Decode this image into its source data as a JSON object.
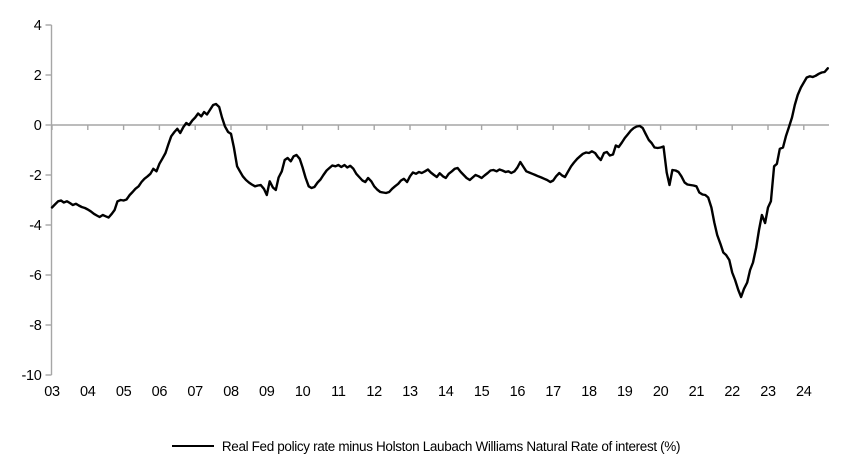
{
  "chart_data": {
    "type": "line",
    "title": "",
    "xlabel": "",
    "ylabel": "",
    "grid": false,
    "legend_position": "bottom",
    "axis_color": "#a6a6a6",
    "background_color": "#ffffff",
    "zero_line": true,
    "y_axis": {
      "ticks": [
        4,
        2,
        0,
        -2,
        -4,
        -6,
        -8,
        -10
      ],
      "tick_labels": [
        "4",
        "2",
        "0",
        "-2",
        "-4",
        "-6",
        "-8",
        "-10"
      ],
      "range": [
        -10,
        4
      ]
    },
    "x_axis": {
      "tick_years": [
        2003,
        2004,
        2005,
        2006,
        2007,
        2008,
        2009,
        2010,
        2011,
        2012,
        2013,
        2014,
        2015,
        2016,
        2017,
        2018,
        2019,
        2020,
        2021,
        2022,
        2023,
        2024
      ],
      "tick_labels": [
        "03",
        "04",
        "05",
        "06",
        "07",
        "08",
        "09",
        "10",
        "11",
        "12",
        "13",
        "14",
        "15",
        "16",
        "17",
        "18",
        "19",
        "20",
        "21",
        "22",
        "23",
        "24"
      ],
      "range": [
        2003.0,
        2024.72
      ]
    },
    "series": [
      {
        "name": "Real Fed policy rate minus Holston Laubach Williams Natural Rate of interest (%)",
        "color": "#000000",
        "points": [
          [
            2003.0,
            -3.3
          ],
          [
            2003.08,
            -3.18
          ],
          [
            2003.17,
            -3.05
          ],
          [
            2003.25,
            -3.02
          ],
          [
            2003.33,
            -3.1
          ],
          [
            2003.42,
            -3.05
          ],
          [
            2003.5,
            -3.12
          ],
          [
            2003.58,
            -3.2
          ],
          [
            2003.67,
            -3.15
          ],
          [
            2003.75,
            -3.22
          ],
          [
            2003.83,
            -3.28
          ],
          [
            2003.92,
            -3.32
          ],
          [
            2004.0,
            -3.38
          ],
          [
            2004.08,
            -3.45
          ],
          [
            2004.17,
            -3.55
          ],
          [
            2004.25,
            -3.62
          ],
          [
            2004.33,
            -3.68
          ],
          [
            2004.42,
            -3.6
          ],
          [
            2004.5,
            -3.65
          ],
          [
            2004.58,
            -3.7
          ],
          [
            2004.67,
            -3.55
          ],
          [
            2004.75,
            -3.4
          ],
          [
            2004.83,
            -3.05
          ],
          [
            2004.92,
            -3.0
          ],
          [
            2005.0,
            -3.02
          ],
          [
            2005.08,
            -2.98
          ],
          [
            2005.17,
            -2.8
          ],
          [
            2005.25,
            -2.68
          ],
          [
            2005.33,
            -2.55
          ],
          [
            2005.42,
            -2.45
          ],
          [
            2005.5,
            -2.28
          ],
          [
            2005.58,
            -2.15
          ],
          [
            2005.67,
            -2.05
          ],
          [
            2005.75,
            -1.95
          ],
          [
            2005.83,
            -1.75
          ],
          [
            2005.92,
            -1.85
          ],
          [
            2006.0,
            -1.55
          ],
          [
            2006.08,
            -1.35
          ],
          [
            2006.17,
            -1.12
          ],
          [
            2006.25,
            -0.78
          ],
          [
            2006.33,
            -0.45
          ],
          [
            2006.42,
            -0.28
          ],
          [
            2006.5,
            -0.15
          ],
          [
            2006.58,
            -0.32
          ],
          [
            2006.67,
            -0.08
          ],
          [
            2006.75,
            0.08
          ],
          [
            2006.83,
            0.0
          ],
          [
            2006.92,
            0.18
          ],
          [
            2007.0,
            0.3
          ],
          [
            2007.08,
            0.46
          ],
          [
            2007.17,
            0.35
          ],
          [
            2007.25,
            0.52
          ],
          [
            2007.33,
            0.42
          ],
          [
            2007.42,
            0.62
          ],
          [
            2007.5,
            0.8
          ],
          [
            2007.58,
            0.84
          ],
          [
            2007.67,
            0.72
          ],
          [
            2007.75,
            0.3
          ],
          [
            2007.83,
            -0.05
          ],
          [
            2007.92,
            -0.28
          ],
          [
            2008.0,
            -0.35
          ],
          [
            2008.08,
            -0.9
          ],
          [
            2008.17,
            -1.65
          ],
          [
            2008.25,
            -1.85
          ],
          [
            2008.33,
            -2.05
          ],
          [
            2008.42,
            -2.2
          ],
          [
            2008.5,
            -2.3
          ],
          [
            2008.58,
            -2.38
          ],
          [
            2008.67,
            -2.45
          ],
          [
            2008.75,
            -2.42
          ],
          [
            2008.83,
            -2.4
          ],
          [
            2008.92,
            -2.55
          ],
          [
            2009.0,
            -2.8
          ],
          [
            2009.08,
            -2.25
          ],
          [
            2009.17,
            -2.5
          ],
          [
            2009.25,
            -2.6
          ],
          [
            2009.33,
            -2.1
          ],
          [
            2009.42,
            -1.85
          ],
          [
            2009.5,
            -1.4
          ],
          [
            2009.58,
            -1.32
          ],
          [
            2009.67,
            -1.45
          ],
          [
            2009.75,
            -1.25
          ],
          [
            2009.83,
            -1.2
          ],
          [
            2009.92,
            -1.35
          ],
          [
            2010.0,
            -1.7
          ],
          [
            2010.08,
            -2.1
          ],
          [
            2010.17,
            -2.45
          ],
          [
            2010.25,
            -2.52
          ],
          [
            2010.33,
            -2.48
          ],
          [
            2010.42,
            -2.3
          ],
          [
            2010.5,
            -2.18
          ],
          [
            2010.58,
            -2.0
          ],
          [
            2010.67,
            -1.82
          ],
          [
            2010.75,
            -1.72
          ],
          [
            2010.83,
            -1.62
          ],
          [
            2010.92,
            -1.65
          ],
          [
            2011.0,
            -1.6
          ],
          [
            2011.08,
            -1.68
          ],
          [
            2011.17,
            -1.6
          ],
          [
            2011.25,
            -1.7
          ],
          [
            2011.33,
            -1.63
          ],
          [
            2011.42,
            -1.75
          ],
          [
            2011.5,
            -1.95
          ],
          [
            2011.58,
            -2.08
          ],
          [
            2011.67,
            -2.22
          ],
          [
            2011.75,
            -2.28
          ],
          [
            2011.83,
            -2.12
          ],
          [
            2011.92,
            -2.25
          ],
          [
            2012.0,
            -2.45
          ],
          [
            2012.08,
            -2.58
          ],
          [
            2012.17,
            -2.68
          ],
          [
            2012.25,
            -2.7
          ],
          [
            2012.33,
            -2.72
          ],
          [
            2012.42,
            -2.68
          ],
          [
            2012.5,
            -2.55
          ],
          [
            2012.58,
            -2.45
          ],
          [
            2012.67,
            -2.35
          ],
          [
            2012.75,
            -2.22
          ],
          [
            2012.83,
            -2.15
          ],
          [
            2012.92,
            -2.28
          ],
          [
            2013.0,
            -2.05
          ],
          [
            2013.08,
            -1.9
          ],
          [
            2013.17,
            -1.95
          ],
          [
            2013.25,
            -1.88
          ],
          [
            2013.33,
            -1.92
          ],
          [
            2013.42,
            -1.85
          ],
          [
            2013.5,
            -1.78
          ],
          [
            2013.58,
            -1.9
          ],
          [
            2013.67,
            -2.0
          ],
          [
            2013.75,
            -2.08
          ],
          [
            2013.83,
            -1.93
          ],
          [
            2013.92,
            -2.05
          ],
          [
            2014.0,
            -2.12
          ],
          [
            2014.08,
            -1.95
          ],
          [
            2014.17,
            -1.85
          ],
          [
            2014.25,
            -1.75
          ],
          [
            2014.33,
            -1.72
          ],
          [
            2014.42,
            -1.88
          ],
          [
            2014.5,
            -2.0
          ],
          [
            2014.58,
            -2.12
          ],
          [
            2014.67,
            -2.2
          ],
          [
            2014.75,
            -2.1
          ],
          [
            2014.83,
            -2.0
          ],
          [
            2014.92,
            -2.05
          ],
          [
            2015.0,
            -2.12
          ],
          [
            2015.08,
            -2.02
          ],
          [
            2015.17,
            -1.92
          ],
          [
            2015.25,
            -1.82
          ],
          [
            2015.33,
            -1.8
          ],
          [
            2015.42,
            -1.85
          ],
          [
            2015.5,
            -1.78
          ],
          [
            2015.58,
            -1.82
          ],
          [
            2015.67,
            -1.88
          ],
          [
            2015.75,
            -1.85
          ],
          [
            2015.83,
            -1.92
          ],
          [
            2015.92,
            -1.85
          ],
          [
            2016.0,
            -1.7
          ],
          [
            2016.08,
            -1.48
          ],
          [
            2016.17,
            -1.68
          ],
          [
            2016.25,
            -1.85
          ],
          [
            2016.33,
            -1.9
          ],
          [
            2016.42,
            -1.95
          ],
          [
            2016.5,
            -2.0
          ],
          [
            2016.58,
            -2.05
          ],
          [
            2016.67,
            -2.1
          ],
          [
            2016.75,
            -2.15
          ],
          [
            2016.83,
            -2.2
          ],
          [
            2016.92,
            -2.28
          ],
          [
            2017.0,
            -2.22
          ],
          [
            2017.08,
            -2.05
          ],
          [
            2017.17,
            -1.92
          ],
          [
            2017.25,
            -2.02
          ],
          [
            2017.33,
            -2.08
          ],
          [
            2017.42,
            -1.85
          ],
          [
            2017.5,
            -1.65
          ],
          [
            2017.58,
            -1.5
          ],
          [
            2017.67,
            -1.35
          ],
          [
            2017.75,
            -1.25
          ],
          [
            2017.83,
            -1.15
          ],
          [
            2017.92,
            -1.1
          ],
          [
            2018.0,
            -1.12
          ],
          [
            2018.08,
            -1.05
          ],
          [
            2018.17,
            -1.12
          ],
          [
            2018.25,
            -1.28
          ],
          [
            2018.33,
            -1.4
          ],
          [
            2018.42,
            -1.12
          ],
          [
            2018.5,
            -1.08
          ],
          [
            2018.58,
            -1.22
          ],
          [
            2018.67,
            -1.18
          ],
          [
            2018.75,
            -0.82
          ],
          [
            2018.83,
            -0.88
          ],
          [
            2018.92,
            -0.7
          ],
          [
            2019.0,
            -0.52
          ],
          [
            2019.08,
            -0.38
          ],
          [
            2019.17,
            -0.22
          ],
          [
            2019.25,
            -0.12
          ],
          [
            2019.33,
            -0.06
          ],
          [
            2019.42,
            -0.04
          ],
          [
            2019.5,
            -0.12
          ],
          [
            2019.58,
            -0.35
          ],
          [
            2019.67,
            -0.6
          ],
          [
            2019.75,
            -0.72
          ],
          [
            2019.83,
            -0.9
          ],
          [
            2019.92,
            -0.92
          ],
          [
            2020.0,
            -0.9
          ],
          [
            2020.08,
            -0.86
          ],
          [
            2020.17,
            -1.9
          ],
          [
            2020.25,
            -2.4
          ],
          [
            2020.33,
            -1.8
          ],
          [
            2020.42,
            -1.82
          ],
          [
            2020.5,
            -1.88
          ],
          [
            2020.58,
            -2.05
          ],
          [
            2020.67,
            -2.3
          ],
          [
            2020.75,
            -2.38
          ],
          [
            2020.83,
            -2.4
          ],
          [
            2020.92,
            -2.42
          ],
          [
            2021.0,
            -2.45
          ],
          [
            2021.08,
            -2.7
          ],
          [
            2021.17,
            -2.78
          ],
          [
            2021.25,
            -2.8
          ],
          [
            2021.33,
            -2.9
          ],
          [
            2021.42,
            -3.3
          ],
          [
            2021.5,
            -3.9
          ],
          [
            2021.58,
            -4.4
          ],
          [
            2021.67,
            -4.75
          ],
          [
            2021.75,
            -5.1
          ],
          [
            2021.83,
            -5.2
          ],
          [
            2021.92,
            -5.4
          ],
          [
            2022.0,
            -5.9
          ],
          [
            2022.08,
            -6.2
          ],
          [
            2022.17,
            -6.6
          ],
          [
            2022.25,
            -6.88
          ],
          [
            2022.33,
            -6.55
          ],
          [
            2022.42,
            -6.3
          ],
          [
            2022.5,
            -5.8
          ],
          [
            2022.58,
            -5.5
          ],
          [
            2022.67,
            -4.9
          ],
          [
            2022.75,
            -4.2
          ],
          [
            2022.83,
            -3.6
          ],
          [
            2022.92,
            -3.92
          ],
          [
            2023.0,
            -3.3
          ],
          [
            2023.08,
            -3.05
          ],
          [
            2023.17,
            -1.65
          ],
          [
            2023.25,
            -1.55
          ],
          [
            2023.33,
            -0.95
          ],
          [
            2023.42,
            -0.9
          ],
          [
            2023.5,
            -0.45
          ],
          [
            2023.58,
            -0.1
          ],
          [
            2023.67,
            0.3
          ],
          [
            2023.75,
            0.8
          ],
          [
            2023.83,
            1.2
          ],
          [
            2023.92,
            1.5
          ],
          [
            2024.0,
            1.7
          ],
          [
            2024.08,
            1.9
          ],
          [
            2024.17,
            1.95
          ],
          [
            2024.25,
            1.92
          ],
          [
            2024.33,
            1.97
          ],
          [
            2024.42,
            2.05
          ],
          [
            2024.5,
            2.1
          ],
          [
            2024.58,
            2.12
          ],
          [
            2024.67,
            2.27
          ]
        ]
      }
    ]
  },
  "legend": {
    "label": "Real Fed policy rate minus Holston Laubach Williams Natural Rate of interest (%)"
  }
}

■ **Short problem**
Search the entries for the word "Rate", then list each line that holds it.

■ **Response below**
        "name": "Real Fed policy rate minus Holston Laubach Williams Natural Rate of interest (%)",
    "label": "Real Fed policy rate minus Holston Laubach Williams Natural Rate of interest (%)"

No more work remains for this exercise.